- _Activities_:
(1) Output the passage of the QORA-TTS description below from "QORA-TTS 0.6B - Pure" through "team under Apache 2.0.", copied word for word.
(2) According to the QORA-TTS description below, what sample rate does the generated audio have?
(3) Extend the QORA-TTS description below, picking up after its final sentence.

- _Extracted text_:

QORA-TTS 0.6B - Pure Rust Text-to-Speech

Pure Rust TTS engine with 9 built-in speakers. No Python, no CUDA, no external ML frameworks. Single executable + model weights = portable text-to-speech that runs on any machine.

Smart system awareness — automatically detects your hardware (RAM, CPU threads) and adjusts generation limits so TTS runs well even on constrained systems. 9 built-in voices — works out of the box with no reference audio needed. 10 languages supported.

Based on Qwen3-TTS-12Hz-0.6B-CustomVoice (Apache 2.0).

License

This project is licensed under Apache 2.0. The base model Qwen3-TTS-12Hz-0.6B-CustomVoice is released by the Qwen team under Apache 2.0.

What It Does

QORA-TTS 0.6B converts text to natural-sounding speech. It can:

9 built-in voices — male and female speakers embedded in the model, no reference audio needed
10 languages — English, Chinese, German, Italian, Portuguese, Spanish, Japanese, Korean, French, Russian
24 kHz output — high-quality mono WAV audio
Fast generation — lighter model for quicker speech synthesis
Controllable generation — adjust length, temperature, and sampling parameters

Platform Support

Platform	Binary	Status
Windows x86_64	`qora-tts.exe`	Tested
Linux x86_64	`qora-tts`	Supported
macOS aarch64	`qora-tts`	Supported

CPU-only — no GPU needed. Pre-built binaries on the Releases page.

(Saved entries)
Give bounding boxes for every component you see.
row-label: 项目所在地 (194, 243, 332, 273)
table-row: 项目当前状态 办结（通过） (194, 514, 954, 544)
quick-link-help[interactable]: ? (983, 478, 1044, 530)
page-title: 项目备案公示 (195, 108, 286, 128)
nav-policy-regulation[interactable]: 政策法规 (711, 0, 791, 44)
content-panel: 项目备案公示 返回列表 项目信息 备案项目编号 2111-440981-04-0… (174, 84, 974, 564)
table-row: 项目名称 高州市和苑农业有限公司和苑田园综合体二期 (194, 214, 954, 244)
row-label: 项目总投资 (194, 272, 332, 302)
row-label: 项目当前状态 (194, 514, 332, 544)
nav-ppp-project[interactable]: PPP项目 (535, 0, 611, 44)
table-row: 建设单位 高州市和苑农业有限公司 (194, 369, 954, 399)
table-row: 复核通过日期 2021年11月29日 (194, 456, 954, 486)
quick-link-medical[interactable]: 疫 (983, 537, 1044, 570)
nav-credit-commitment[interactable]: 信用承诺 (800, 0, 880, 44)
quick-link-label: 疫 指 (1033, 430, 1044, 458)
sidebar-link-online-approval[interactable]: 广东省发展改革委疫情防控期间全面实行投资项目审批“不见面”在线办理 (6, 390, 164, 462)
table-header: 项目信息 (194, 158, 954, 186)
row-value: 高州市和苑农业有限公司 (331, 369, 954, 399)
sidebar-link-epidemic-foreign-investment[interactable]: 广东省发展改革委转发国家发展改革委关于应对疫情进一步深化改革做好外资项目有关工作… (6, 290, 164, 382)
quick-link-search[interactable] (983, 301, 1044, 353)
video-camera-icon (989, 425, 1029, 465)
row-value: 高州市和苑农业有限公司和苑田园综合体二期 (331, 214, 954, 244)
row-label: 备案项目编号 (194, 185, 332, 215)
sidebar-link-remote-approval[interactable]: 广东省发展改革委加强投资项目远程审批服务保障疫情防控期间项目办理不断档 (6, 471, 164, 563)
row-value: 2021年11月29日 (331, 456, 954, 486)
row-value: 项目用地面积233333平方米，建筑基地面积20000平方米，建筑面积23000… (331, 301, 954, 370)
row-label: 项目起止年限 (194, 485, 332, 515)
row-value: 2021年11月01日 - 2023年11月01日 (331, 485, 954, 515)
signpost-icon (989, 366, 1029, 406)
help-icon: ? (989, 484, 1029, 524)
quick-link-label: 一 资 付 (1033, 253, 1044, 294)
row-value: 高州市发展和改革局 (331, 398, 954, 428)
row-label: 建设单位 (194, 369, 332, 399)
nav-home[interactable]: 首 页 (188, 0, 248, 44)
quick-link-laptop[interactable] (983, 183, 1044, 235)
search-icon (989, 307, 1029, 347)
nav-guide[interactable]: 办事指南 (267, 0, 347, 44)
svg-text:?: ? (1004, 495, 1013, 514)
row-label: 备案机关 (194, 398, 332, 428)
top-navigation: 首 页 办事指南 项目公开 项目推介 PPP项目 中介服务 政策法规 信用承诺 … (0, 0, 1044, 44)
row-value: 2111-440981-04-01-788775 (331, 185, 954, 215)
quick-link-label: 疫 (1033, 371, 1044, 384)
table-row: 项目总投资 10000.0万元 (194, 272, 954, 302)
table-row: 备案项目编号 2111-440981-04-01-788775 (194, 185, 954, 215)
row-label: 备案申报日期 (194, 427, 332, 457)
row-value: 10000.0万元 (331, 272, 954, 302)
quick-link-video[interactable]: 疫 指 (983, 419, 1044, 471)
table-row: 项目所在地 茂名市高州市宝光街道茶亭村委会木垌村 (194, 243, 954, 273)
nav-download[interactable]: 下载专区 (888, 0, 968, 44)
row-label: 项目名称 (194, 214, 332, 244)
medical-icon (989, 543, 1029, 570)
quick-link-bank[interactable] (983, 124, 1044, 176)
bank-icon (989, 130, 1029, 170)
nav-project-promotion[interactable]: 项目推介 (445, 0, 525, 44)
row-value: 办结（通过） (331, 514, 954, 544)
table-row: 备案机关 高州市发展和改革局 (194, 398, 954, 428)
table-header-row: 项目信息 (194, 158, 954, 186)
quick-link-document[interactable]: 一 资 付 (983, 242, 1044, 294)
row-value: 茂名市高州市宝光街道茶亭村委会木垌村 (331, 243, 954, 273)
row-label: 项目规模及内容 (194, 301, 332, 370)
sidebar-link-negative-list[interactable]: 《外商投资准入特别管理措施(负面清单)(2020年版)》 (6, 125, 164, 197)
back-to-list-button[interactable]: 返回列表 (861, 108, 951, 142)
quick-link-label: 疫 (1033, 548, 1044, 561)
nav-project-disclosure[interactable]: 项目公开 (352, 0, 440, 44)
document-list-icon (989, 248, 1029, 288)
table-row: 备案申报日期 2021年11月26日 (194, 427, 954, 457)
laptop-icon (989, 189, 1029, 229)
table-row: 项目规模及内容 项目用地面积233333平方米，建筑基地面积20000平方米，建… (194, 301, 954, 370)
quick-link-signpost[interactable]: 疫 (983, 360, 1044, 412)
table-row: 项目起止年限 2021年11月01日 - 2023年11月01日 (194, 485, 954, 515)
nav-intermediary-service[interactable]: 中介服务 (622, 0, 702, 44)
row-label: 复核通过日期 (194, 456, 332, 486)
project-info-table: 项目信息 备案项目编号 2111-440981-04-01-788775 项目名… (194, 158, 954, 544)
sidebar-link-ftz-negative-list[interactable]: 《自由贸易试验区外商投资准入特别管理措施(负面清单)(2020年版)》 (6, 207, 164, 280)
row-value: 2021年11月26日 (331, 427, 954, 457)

- _Results of the tasks_:
(1)
QORA-TTS 0.6B - Pure Rust Text-to-Speech

Pure Rust TTS engine with 9 built-in speakers. No Python, no CUDA, no external ML frameworks. Single executable + model weights = portable text-to-speech that runs on any machine.

Smart system awareness — automatically detects your hardware (RAM, CPU threads) and adjusts generation limits so TTS runs well even on constrained systems. 9 built-in voices — works out of the box with no reference audio needed. 10 languages supported.

Based on Qwen3-TTS-12Hz-0.6B-CustomVoice (Apache 2.0).

License

This project is licensed under Apache 2.0. The base model Qwen3-TTS-12Hz-0.6B-CustomVoice is released by the Qwen team under Apache 2.0.

(2) 24 kHz

(3)
Quick Start

Download from the Releases page
Run:

# Use built-in speaker
qora-tts.exe --speaker ryan --language english --text "Hello, how are you?"

# Different speaker
qora-tts.exe --speaker serena --language chinese --text "你好世界"

# Japanese speaker
qora-tts.exe --speaker ono_anna --language japanese --text "こんにちは"

# Control length and output
qora-tts.exe --speaker aiden --language english --text "Good morning!" --max-codes 200 --output greeting.wav

# Reproducible output with seed
qora-tts.exe --speaker ryan --text "Same every time" --seed 42

Files

qora-tts.exe          4.1 MB   Inference engine
model.qora-tts       971 MB    Q4 weights (talker + predictor + decoder)
config.json           4.8 KB   Model configuration
tokenizer.json         11 MB   Tokenizer (151,936 vocab)
vocab.json            2.7 MB   Vocabulary
merges.txt            1.6 MB   BPE merges
tokenizer_config.json 7.2 KB   Tokenizer config

No safetensors needed. Everything loads from model.qora-tts. The exe auto-finds all files in its own directory.

Architecture

Component	Details
Parameters	0.6B total
Talker	28 layers, hidden=1024, 16/8 GQA heads, SwiGLU FFN 3072
Code Predictor	5 layers, hidden=1024, 16 code groups
Speech Decoder	8-layer transformer + Vocos vocoder, 16 VQ codebooks
Quantization	Q4 (4-bit symmetric, group_size=32) with LUT-optimized dequantization
Sample Rate	24 kHz mono WAV
Code Rate	12.5 Hz (1 code = 80ms of audio)

How It Works

Text encoding — tokenize input text with 151K BPE vocabulary
Speaker selection — load built-in speaker embedding by name
Code generation — 28-layer transformer (Talker) generates speech codes autoregressively
Code expansion — 5-layer Code Predictor expands code0 into 16 codebooks (codes 0-15)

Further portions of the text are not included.